Written instruction
Copy out all lines of the records in which the word "image" appears.

Given data
______________________________

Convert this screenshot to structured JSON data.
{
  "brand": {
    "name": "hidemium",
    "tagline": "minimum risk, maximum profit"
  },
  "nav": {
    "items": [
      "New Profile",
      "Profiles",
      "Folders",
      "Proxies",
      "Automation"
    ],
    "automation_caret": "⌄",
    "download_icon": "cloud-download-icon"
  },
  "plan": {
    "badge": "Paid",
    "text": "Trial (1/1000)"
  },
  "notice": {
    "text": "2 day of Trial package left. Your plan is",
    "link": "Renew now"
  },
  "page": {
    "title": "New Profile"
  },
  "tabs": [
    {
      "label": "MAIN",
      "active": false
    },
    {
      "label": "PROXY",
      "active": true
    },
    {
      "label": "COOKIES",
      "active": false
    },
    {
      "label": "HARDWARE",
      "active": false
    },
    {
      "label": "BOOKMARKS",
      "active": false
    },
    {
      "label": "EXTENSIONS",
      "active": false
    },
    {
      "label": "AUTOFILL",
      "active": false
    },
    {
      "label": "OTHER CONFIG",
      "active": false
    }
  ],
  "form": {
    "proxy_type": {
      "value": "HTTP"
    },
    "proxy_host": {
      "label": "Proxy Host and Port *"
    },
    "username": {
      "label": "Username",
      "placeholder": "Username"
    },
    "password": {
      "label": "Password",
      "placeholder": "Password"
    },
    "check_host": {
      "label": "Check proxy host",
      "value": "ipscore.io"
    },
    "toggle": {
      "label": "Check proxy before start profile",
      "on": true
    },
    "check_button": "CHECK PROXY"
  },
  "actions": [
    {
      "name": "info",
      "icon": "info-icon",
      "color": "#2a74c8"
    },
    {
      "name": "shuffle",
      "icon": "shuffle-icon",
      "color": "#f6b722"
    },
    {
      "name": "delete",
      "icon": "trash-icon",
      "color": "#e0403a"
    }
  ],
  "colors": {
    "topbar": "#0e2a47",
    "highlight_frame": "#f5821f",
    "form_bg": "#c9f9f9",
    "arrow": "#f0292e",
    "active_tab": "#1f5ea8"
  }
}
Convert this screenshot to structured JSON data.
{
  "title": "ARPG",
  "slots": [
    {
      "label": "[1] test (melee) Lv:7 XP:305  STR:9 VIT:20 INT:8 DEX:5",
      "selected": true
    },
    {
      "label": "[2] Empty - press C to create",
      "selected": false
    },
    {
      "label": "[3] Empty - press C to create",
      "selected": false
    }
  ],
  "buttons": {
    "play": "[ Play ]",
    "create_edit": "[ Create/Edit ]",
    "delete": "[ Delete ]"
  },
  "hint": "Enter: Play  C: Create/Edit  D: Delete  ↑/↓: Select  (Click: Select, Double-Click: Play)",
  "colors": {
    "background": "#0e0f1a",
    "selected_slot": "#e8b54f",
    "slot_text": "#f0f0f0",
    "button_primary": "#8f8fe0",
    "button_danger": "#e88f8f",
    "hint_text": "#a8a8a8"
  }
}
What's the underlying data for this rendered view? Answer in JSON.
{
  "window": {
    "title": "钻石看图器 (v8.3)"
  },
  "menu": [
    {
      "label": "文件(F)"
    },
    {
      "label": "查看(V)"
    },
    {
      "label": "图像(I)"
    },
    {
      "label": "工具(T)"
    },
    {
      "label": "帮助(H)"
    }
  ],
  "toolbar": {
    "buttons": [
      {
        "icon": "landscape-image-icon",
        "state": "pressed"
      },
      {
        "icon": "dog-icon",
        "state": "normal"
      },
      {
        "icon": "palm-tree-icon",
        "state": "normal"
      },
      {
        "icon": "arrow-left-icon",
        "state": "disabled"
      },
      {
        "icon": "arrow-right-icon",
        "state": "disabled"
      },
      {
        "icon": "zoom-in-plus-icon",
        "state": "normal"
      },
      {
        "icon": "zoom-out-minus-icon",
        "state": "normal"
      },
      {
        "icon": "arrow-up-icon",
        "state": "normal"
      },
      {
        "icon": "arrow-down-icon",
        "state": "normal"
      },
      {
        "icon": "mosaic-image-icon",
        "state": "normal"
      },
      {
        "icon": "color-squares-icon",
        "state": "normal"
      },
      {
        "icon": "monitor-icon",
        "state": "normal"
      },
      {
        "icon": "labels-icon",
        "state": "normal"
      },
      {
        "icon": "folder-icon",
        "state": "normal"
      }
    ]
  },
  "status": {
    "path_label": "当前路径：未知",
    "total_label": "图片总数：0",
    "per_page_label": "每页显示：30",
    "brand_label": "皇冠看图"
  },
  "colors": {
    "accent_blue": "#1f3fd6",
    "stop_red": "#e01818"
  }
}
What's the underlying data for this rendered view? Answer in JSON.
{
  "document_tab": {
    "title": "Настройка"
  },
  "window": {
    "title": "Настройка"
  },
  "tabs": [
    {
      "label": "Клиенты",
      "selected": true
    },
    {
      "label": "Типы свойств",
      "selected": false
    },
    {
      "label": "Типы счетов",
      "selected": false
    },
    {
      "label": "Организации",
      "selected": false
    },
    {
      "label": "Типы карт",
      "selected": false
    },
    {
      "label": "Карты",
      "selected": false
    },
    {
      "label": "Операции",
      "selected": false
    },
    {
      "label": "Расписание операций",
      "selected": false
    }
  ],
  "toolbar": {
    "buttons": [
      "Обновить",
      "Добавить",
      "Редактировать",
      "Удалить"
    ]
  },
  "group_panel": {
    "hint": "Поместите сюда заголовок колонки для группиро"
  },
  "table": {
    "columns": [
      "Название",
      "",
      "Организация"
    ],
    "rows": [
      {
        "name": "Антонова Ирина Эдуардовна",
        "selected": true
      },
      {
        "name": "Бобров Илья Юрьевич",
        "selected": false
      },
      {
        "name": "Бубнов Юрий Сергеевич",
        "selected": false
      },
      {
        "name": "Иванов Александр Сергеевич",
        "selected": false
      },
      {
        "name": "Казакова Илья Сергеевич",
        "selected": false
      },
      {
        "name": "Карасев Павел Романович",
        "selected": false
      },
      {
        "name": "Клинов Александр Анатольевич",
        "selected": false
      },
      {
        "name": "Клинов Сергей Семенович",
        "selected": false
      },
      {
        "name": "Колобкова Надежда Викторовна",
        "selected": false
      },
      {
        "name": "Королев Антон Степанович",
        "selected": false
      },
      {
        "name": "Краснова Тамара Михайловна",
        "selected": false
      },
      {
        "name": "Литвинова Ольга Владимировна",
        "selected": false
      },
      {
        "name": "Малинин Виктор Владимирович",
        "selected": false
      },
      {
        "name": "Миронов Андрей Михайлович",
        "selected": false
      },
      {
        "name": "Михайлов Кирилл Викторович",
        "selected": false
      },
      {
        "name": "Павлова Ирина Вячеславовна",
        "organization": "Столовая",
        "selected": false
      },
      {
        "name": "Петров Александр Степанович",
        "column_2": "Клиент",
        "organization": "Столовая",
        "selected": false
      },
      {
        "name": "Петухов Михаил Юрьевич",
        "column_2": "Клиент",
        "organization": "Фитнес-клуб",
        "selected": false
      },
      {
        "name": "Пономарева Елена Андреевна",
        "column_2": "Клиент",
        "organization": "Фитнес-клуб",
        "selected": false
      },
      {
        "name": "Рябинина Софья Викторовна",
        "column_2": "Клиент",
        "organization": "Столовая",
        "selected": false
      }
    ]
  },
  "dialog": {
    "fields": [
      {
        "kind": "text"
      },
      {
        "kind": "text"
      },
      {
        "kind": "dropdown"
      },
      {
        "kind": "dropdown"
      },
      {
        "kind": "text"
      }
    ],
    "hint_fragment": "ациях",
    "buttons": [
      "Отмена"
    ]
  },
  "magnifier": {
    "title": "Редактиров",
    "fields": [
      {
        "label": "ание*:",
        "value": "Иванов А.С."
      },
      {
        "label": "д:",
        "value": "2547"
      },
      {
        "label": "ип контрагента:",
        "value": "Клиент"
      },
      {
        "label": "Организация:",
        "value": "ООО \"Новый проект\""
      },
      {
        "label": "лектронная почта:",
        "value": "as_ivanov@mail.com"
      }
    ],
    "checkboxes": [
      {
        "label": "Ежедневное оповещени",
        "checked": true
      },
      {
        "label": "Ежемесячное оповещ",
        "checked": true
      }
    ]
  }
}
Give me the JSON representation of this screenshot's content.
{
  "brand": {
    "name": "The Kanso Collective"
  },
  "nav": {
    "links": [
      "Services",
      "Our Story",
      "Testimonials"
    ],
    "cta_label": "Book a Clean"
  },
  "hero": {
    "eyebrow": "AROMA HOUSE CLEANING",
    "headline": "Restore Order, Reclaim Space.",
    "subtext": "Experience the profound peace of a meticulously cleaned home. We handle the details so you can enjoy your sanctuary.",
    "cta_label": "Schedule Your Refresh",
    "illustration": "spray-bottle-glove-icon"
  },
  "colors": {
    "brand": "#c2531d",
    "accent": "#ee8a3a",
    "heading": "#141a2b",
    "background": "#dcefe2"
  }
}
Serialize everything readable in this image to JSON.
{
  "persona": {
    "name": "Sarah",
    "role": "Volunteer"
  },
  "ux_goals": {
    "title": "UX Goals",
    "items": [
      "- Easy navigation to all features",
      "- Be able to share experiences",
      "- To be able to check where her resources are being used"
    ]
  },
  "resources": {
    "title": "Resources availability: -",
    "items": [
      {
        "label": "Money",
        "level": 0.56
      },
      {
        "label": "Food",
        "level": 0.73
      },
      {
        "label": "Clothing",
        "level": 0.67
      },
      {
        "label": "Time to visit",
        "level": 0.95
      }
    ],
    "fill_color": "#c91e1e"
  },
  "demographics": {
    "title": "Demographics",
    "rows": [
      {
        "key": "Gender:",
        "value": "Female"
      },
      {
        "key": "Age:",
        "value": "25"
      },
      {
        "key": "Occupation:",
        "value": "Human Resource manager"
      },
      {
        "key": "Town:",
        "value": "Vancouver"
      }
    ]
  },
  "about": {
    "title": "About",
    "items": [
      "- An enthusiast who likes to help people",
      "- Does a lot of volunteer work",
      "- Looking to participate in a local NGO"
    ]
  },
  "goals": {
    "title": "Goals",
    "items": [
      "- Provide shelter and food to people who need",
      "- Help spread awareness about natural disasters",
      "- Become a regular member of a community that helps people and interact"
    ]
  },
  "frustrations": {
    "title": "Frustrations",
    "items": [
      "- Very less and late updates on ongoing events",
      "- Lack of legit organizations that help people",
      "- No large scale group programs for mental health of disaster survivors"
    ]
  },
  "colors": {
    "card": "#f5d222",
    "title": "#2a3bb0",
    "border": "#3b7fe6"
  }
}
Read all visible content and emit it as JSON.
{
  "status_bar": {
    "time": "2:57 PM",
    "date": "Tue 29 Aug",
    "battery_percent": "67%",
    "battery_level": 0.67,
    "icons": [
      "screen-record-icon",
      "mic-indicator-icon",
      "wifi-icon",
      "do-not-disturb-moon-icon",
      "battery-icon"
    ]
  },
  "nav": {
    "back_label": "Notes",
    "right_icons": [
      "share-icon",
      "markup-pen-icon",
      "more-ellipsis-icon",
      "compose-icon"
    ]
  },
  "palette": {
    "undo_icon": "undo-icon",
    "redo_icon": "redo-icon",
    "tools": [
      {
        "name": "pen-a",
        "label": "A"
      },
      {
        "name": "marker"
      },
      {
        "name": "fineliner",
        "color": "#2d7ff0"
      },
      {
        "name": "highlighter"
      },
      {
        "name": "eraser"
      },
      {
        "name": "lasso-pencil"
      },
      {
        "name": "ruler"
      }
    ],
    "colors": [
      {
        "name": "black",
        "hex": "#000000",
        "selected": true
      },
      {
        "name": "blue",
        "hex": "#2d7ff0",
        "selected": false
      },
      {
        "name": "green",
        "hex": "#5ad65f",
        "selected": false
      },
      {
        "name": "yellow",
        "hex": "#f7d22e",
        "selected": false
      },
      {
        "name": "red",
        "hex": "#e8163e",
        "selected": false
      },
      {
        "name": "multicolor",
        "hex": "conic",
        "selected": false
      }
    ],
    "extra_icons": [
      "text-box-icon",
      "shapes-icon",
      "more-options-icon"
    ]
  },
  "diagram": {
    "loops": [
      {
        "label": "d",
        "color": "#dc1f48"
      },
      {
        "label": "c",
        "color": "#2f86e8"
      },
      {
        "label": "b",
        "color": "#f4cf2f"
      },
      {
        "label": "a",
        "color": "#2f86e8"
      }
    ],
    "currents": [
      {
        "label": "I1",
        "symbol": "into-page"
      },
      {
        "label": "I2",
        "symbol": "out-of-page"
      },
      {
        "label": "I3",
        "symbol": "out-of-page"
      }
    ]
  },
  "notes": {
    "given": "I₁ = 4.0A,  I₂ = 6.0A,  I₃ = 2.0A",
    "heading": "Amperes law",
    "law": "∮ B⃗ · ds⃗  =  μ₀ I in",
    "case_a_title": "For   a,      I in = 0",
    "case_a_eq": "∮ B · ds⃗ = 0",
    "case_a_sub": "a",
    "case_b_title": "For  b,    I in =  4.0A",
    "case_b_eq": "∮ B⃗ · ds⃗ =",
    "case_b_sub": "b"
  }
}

______________________________

Task answer
        "icon": "landscape-image-icon",
        "icon": "mosaic-image-icon",
Serialize everything readable in this image to JSON.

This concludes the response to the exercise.